━━ Task input
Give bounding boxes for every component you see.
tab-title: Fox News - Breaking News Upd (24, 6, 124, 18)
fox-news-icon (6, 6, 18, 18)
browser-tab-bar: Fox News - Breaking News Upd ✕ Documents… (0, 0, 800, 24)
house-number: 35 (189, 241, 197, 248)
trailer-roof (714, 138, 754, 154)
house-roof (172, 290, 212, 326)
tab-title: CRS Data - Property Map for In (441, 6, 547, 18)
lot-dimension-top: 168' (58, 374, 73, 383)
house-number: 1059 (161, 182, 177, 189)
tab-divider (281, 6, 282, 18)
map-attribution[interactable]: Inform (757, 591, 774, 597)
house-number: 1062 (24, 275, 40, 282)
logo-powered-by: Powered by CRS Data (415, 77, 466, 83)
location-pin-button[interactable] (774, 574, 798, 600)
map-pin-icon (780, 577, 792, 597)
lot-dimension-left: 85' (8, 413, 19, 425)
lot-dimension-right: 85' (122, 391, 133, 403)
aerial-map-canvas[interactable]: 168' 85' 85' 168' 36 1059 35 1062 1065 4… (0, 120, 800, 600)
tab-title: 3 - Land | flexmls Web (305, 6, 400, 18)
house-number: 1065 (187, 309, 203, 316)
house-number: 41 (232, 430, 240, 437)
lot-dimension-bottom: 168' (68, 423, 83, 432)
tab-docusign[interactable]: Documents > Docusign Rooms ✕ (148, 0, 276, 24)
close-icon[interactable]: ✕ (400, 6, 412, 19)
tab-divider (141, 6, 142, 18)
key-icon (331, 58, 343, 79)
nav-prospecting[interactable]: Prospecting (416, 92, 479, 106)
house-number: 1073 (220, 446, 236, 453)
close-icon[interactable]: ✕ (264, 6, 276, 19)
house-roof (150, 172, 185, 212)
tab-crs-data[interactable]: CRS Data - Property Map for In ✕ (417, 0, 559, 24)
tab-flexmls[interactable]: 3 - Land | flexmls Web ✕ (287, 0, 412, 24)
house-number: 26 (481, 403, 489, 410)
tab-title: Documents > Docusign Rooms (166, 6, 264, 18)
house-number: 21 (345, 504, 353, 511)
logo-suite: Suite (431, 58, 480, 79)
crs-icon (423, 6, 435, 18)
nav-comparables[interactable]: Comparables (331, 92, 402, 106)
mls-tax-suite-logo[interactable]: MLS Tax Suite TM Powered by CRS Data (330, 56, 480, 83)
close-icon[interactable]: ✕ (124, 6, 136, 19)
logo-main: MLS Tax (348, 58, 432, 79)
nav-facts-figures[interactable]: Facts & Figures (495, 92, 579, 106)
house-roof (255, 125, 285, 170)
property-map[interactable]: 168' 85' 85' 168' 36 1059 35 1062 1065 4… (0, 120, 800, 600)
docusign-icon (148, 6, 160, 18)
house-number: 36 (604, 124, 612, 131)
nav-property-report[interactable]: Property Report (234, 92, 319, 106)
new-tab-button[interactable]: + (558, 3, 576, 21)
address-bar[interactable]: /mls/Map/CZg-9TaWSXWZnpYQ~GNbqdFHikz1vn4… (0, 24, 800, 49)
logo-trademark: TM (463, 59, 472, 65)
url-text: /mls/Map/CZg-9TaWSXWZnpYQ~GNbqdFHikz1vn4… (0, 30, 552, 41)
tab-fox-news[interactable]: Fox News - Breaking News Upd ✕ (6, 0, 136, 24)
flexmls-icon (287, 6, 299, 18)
━━━━
#### What is expected:
Format every line of the entries above as a numbered list, omitting any blank lines.

#### Worked answer:
1. Give bounding boxes for every component you see.
2. tab-title: Fox News - Breaking News Upd (24, 6, 124, 18)
3. fox-news-icon (6, 6, 18, 18)
4. browser-tab-bar: Fox News - Breaking News Upd ✕ Documents… (0, 0, 800, 24)
5. house-number: 35 (189, 241, 197, 248)
6. trailer-roof (714, 138, 754, 154)
7. house-roof (172, 290, 212, 326)
8. tab-title: CRS Data - Property Map for In (441, 6, 547, 18)
9. lot-dimension-top: 168' (58, 374, 73, 383)
10. house-number: 1059 (161, 182, 177, 189)
11. tab-divider (281, 6, 282, 18)
12. map-attribution[interactable]: Inform (757, 591, 774, 597)
13. house-number: 1062 (24, 275, 40, 282)
14. logo-powered-by: Powered by CRS Data (415, 77, 466, 83)
15. location-pin-button[interactable] (774, 574, 798, 600)
16. map-pin-icon (780, 577, 792, 597)
17. lot-dimension-left: 85' (8, 413, 19, 425)
18. lot-dimension-right: 85' (122, 391, 133, 403)
19. aerial-map-canvas[interactable]: 168' 85' 85' 168' 36 1059 35 1062 1065 4… (0, 120, 800, 600)
20. tab-title: 3 - Land | flexmls Web (305, 6, 400, 18)
21. house-number: 1065 (187, 309, 203, 316)
22. house-number: 41 (232, 430, 240, 437)
23. lot-dimension-bottom: 168' (68, 423, 83, 432)
24. tab-docusign[interactable]: Documents > Docusign Rooms ✕ (148, 0, 276, 24)
25. close-icon[interactable]: ✕ (400, 6, 412, 19)
26. tab-divider (141, 6, 142, 18)
27. key-icon (331, 58, 343, 79)
28. nav-prospecting[interactable]: Prospecting (416, 92, 479, 106)
29. house-number: 1073 (220, 446, 236, 453)
30. close-icon[interactable]: ✕ (264, 6, 276, 19)
31. house-roof (150, 172, 185, 212)
32. tab-crs-data[interactable]: CRS Data - Property Map for In ✕ (417, 0, 559, 24)
33. tab-flexmls[interactable]: 3 - Land | flexmls Web ✕ (287, 0, 412, 24)
34. house-number: 26 (481, 403, 489, 410)
35. tab-title: Documents > Docusign Rooms (166, 6, 264, 18)
36. house-number: 21 (345, 504, 353, 511)
37. logo-suite: Suite (431, 58, 480, 79)
38. crs-icon (423, 6, 435, 18)
39. nav-comparables[interactable]: Comparables (331, 92, 402, 106)
40. mls-tax-suite-logo[interactable]: MLS Tax Suite TM Powered by CRS Data (330, 56, 480, 83)
41. close-icon[interactable]: ✕ (124, 6, 136, 19)
42. logo-main: MLS Tax (348, 58, 432, 79)
43. nav-facts-figures[interactable]: Facts & Figures (495, 92, 579, 106)
44. house-roof (255, 125, 285, 170)
45. property-map[interactable]: 168' 85' 85' 168' 36 1059 35 1062 1065 4… (0, 120, 800, 600)
46. docusign-icon (148, 6, 160, 18)
47. house-number: 36 (604, 124, 612, 131)
48. nav-property-report[interactable]: Property Report (234, 92, 319, 106)
49. new-tab-button[interactable]: + (558, 3, 576, 21)
50. address-bar[interactable]: /mls/Map/CZg-9TaWSXWZnpYQ~GNbqdFHikz1vn4… (0, 24, 800, 49)
51. logo-trademark: TM (463, 59, 472, 65)
52. url-text: /mls/Map/CZg-9TaWSXWZnpYQ~GNbqdFHikz1vn4… (0, 30, 552, 41)
53. tab-fox-news[interactable]: Fox News - Breaking News Upd ✕ (6, 0, 136, 24)
54. flexmls-icon (287, 6, 299, 18)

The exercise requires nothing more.